Description of the task: From the listing below, pull out every line where the string "Interval" appears.

Source material:

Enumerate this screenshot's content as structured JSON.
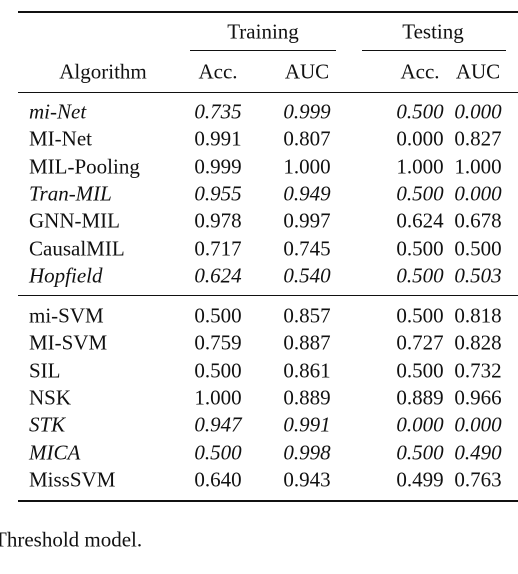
{
  "table": {
    "group_headers": [
      "Training",
      "Testing"
    ],
    "column_headers": [
      "Algorithm",
      "Acc.",
      "AUC",
      "Acc.",
      "AUC"
    ],
    "groups": [
      [
        {
          "cells": [
            "mi-Net",
            "0.735",
            "0.999",
            "0.500",
            "0.000"
          ],
          "italic": true
        },
        {
          "cells": [
            "MI-Net",
            "0.991",
            "0.807",
            "0.000",
            "0.827"
          ],
          "italic": false
        },
        {
          "cells": [
            "MIL-Pooling",
            "0.999",
            "1.000",
            "1.000",
            "1.000"
          ],
          "italic": false
        },
        {
          "cells": [
            "Tran-MIL",
            "0.955",
            "0.949",
            "0.500",
            "0.000"
          ],
          "italic": true
        },
        {
          "cells": [
            "GNN-MIL",
            "0.978",
            "0.997",
            "0.624",
            "0.678"
          ],
          "italic": false
        },
        {
          "cells": [
            "CausalMIL",
            "0.717",
            "0.745",
            "0.500",
            "0.500"
          ],
          "italic": false
        },
        {
          "cells": [
            "Hopfield",
            "0.624",
            "0.540",
            "0.500",
            "0.503"
          ],
          "italic": true
        }
      ],
      [
        {
          "cells": [
            "mi-SVM",
            "0.500",
            "0.857",
            "0.500",
            "0.818"
          ],
          "italic": false
        },
        {
          "cells": [
            "MI-SVM",
            "0.759",
            "0.887",
            "0.727",
            "0.828"
          ],
          "italic": false
        },
        {
          "cells": [
            "SIL",
            "0.500",
            "0.861",
            "0.500",
            "0.732"
          ],
          "italic": false
        },
        {
          "cells": [
            "NSK",
            "1.000",
            "0.889",
            "0.889",
            "0.966"
          ],
          "italic": false
        },
        {
          "cells": [
            "STK",
            "0.947",
            "0.991",
            "0.000",
            "0.000"
          ],
          "italic": true
        },
        {
          "cells": [
            "MICA",
            "0.500",
            "0.998",
            "0.500",
            "0.490"
          ],
          "italic": true
        },
        {
          "cells": [
            "MissSVM",
            "0.640",
            "0.943",
            "0.499",
            "0.763"
          ],
          "italic": false
        }
      ]
    ]
  },
  "caption": "Threshold model."
}
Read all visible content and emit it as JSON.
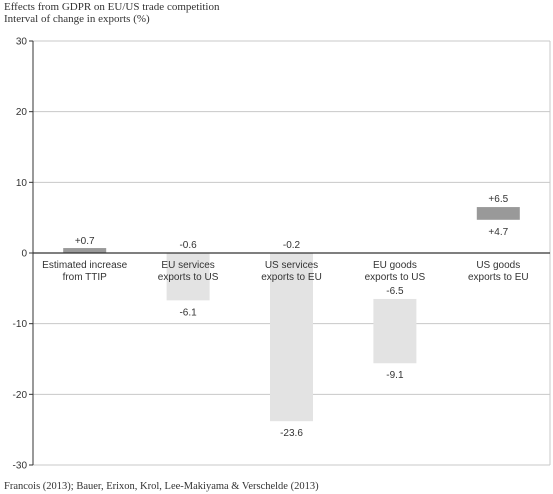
{
  "title_line1": "Effects from GDPR on EU/US trade competition",
  "title_line2": "Interval of change in exports (%)",
  "source": "Francois (2013); Bauer, Erixon, Krol, Lee-Makiyama & Verschelde (2013)",
  "chart_data": {
    "type": "bar",
    "subtype": "floating-range",
    "title": "Effects from GDPR on EU/US trade competition",
    "ylabel": "Interval of change in exports (%)",
    "ylim": [
      -30,
      30
    ],
    "yticks": [
      -30,
      -20,
      -10,
      0,
      10,
      20,
      30
    ],
    "grid": true,
    "categories": [
      {
        "line1": "Estimated increase",
        "line2": "from TTIP"
      },
      {
        "line1": "EU services",
        "line2": "exports to US"
      },
      {
        "line1": "US services",
        "line2": "exports to EU"
      },
      {
        "line1": "EU goods",
        "line2": "exports to US"
      },
      {
        "line1": "US goods",
        "line2": "exports to EU"
      }
    ],
    "ranges": [
      {
        "low": 0,
        "high": 0.7,
        "labels": [
          "+0.7"
        ],
        "color": "#999999"
      },
      {
        "low": -6.7,
        "high": 0,
        "labels": [
          "-0.6",
          "-6.1"
        ],
        "color": "#e3e3e3"
      },
      {
        "low": -23.8,
        "high": 0,
        "labels": [
          "-0.2",
          "-23.6"
        ],
        "color": "#e3e3e3"
      },
      {
        "low": -15.6,
        "high": -6.5,
        "labels": [
          "-6.5",
          "-9.1"
        ],
        "color": "#e3e3e3"
      },
      {
        "low": 4.7,
        "high": 6.5,
        "labels": [
          "+6.5",
          "+4.7"
        ],
        "color": "#999999"
      }
    ],
    "colors": {
      "grid": "#c8c8c8",
      "zero_line": "#333333",
      "axis": "#333333"
    }
  }
}
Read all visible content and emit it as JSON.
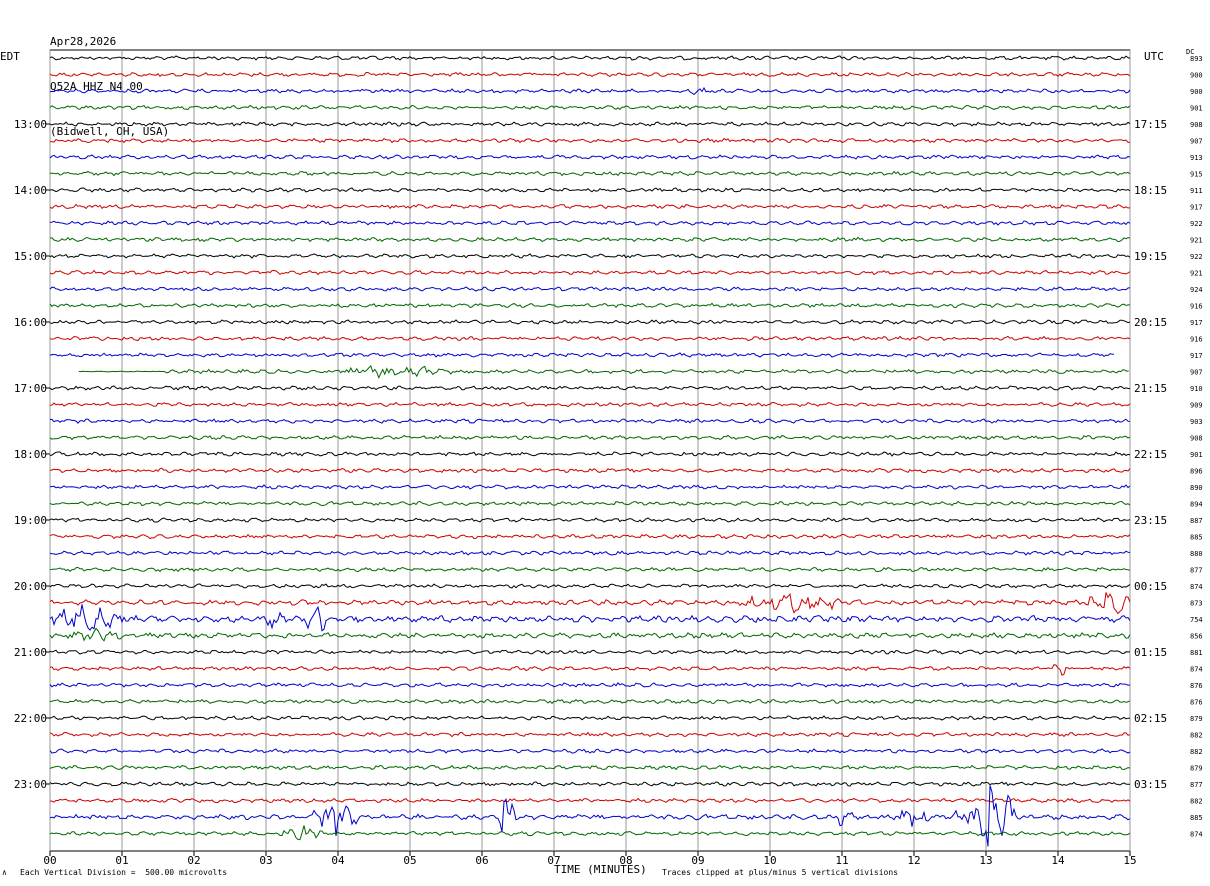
{
  "header": {
    "date": "Apr28,2026",
    "station": "Q52A HHZ N4 00",
    "location": "(Bidwell, OH, USA)"
  },
  "left_zone": "EDT",
  "right_zone": "UTC",
  "dc_label": "DC",
  "footer": {
    "scale": "Each Vertical Division =  500.00 microvolts",
    "clip_note": "Traces clipped at plus/minus 5 vertical divisions",
    "corner_mark": "∧"
  },
  "chart_data": {
    "type": "line",
    "title": "",
    "xlabel": "TIME (MINUTES)",
    "x_ticks": [
      "00",
      "01",
      "02",
      "03",
      "04",
      "05",
      "06",
      "07",
      "08",
      "09",
      "10",
      "11",
      "12",
      "13",
      "14",
      "15"
    ],
    "xlim": [
      0,
      15
    ],
    "grid": true,
    "trace_colors": [
      "#000000",
      "#cc0000",
      "#0000cc",
      "#006600"
    ],
    "left_hour_labels": [
      "13:00",
      "14:00",
      "15:00",
      "16:00",
      "17:00",
      "18:00",
      "19:00",
      "20:00",
      "21:00",
      "22:00",
      "23:00"
    ],
    "right_hour_labels": [
      "17:15",
      "18:15",
      "19:15",
      "20:15",
      "21:15",
      "22:15",
      "23:15",
      "00:15",
      "01:15",
      "02:15",
      "03:15"
    ],
    "dc_offsets": [
      893,
      900,
      900,
      901,
      908,
      907,
      913,
      915,
      911,
      917,
      922,
      921,
      922,
      921,
      924,
      916,
      917,
      916,
      917,
      907,
      910,
      909,
      903,
      908,
      901,
      896,
      890,
      894,
      887,
      885,
      880,
      877,
      874,
      873,
      754,
      856,
      881,
      874,
      876,
      876,
      879,
      882,
      882,
      879,
      877,
      882,
      885,
      874
    ],
    "noise_amplitude": [
      3,
      3,
      3,
      3,
      3,
      3,
      3,
      3,
      3,
      3,
      3,
      3,
      3,
      3,
      3,
      3,
      3,
      3,
      3,
      3,
      3,
      3,
      3,
      3,
      3,
      3,
      3,
      3,
      3,
      3,
      3,
      3,
      3,
      4,
      5,
      4,
      3,
      3,
      3,
      3,
      3,
      3,
      3,
      3,
      3,
      3,
      4,
      3
    ],
    "events": [
      {
        "trace": 2,
        "minute": 9.0,
        "amplitude": 4,
        "duration": 0.2
      },
      {
        "trace": 19,
        "minute": 4.35,
        "amplitude": 5,
        "duration": 0.3
      },
      {
        "trace": 19,
        "minute": 4.8,
        "amplitude": 6,
        "duration": 0.8
      },
      {
        "trace": 33,
        "minute": 10.3,
        "amplitude": 9,
        "duration": 0.8
      },
      {
        "trace": 33,
        "minute": 10.7,
        "amplitude": 7,
        "duration": 0.5
      },
      {
        "trace": 33,
        "minute": 14.7,
        "amplitude": 12,
        "duration": 0.3
      },
      {
        "trace": 34,
        "minute": 0.0,
        "amplitude": 14,
        "duration": 0.15
      },
      {
        "trace": 34,
        "minute": 0.5,
        "amplitude": 12,
        "duration": 0.6
      },
      {
        "trace": 34,
        "minute": 3.7,
        "amplitude": 16,
        "duration": 0.15
      },
      {
        "trace": 34,
        "minute": 3.1,
        "amplitude": 8,
        "duration": 0.2
      },
      {
        "trace": 35,
        "minute": 0.7,
        "amplitude": 6,
        "duration": 0.5
      },
      {
        "trace": 37,
        "minute": 14.05,
        "amplitude": 6,
        "duration": 0.15
      },
      {
        "trace": 46,
        "minute": 3.95,
        "amplitude": 16,
        "duration": 0.35
      },
      {
        "trace": 46,
        "minute": 6.35,
        "amplitude": 30,
        "duration": 0.12
      },
      {
        "trace": 46,
        "minute": 11.05,
        "amplitude": 14,
        "duration": 0.1
      },
      {
        "trace": 46,
        "minute": 12.0,
        "amplitude": 12,
        "duration": 0.2
      },
      {
        "trace": 46,
        "minute": 12.9,
        "amplitude": 12,
        "duration": 0.4
      },
      {
        "trace": 46,
        "minute": 13.0,
        "amplitude": 40,
        "duration": 0.15
      },
      {
        "trace": 46,
        "minute": 13.25,
        "amplitude": 26,
        "duration": 0.15
      },
      {
        "trace": 47,
        "minute": 3.5,
        "amplitude": 7,
        "duration": 0.3
      }
    ],
    "partial_traces": [
      {
        "trace": 18,
        "end_minute": 14.8
      },
      {
        "trace": 19,
        "start_minute": 0.4,
        "flat_until_minute": 1.6
      }
    ]
  }
}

Full response:
  "title_line2": "Interval of change in exports (%)",
    "ylabel": "Interval of change in exports (%)",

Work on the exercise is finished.